Items from a dataset:
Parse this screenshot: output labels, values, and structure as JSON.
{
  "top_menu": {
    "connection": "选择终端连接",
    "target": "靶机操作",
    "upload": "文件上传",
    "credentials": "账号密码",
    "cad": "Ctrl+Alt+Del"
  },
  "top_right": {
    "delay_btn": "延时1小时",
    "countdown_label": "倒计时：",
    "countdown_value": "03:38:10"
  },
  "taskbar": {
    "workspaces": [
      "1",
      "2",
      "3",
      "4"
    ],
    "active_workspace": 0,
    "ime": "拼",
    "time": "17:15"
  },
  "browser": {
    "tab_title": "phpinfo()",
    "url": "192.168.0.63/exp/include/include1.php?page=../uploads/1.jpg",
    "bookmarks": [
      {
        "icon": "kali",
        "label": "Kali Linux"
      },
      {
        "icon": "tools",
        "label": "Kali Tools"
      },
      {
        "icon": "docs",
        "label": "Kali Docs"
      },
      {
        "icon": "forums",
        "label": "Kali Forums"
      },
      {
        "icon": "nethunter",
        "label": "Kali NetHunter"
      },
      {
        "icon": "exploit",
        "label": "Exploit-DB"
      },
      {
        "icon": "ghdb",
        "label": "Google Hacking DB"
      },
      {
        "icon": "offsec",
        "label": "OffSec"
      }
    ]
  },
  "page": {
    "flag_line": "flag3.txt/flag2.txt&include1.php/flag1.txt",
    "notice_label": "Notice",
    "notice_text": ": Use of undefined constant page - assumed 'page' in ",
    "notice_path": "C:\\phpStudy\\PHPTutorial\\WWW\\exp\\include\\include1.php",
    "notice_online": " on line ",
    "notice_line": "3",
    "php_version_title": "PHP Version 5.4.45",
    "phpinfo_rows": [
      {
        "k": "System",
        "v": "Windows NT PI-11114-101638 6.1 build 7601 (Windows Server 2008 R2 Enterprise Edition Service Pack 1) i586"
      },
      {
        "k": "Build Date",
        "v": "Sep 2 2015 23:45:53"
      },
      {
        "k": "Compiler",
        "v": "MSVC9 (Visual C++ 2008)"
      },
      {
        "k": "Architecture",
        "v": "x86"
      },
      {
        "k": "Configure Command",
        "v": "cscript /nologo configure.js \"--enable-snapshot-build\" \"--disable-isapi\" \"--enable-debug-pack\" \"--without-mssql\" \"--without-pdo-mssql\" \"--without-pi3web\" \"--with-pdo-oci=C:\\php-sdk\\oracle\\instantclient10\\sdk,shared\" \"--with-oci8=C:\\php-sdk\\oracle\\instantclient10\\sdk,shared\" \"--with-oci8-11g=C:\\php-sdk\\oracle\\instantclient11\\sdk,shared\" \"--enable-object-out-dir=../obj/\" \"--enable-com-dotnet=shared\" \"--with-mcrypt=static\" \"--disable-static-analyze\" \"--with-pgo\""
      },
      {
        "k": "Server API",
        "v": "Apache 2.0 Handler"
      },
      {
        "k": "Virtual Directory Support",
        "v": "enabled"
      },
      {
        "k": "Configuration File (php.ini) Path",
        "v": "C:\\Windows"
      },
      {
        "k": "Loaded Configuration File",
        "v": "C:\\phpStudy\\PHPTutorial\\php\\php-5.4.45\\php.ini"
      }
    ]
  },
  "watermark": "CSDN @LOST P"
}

• INSTRUCTIONS FOR THE TASK: Using the data above, return each line exactly as written.

• WRITTEN RESPONSE:
Parse this screenshot: output labels, values, and structure as JSON.
{
  "top_menu": {
    "connection": "选择终端连接",
    "target": "靶机操作",
    "upload": "文件上传",
    "credentials": "账号密码",
    "cad": "Ctrl+Alt+Del"
  },
  "top_right": {
    "delay_btn": "延时1小时",
    "countdown_label": "倒计时：",
    "countdown_value": "03:38:10"
  },
  "taskbar": {
    "workspaces": [
      "1",
      "2",
      "3",
      "4"
    ],
    "active_workspace": 0,
    "ime": "拼",
    "time": "17:15"
  },
  "browser": {
    "tab_title": "phpinfo()",
    "url": "192.168.0.63/exp/include/include1.php?page=../uploads/1.jpg",
    "bookmarks": [
      {
        "icon": "kali",
        "label": "Kali Linux"
      },
      {
        "icon": "tools",
        "label": "Kali Tools"
      },
      {
        "icon": "docs",
        "label": "Kali Docs"
      },
      {
        "icon": "forums",
        "label": "Kali Forums"
      },
      {
        "icon": "nethunter",
        "label": "Kali NetHunter"
      },
      {
        "icon": "exploit",
        "label": "Exploit-DB"
      },
      {
        "icon": "ghdb",
        "label": "Google Hacking DB"
      },
      {
        "icon": "offsec",
        "label": "OffSec"
      }
    ]
  },
  "page": {
    "flag_line": "flag3.txt/flag2.txt&include1.php/flag1.txt",
    "notice_label": "Notice",
    "notice_text": ": Use of undefined constant page - assumed 'page' in ",
    "notice_path": "C:\\phpStudy\\PHPTutorial\\WWW\\exp\\include\\include1.php",
    "notice_online": " on line ",
    "notice_line": "3",
    "php_version_title": "PHP Version 5.4.45",
    "phpinfo_rows": [
      {
        "k": "System",
        "v": "Windows NT PI-11114-101638 6.1 build 7601 (Windows Server 2008 R2 Enterprise Edition Service Pack 1) i586"
      },
      {
        "k": "Build Date",
        "v": "Sep 2 2015 23:45:53"
      },
      {
        "k": "Compiler",
        "v": "MSVC9 (Visual C++ 2008)"
      },
      {
        "k": "Architecture",
        "v": "x86"
      },
      {
        "k": "Configure Command",
        "v": "cscript /nologo configure.js \"--enable-snapshot-build\" \"--disable-isapi\" \"--enable-debug-pack\" \"--without-mssql\" \"--without-pdo-mssql\" \"--without-pi3web\" \"--with-pdo-oci=C:\\php-sdk\\oracle\\instantclient10\\sdk,shared\" \"--with-oci8=C:\\php-sdk\\oracle\\instantclient10\\sdk,shared\" \"--with-oci8-11g=C:\\php-sdk\\oracle\\instantclient11\\sdk,shared\" \"--enable-object-out-dir=../obj/\" \"--enable-com-dotnet=shared\" \"--with-mcrypt=static\" \"--disable-static-analyze\" \"--with-pgo\""
      },
      {
        "k": "Server API",
        "v": "Apache 2.0 Handler"
      },
      {
        "k": "Virtual Directory Support",
        "v": "enabled"
      },
      {
        "k": "Configuration File (php.ini) Path",
        "v": "C:\\Windows"
      },
      {
        "k": "Loaded Configuration File",
        "v": "C:\\phpStudy\\PHPTutorial\\php\\php-5.4.45\\php.ini"
      }
    ]
  },
  "watermark": "CSDN @LOST P"
}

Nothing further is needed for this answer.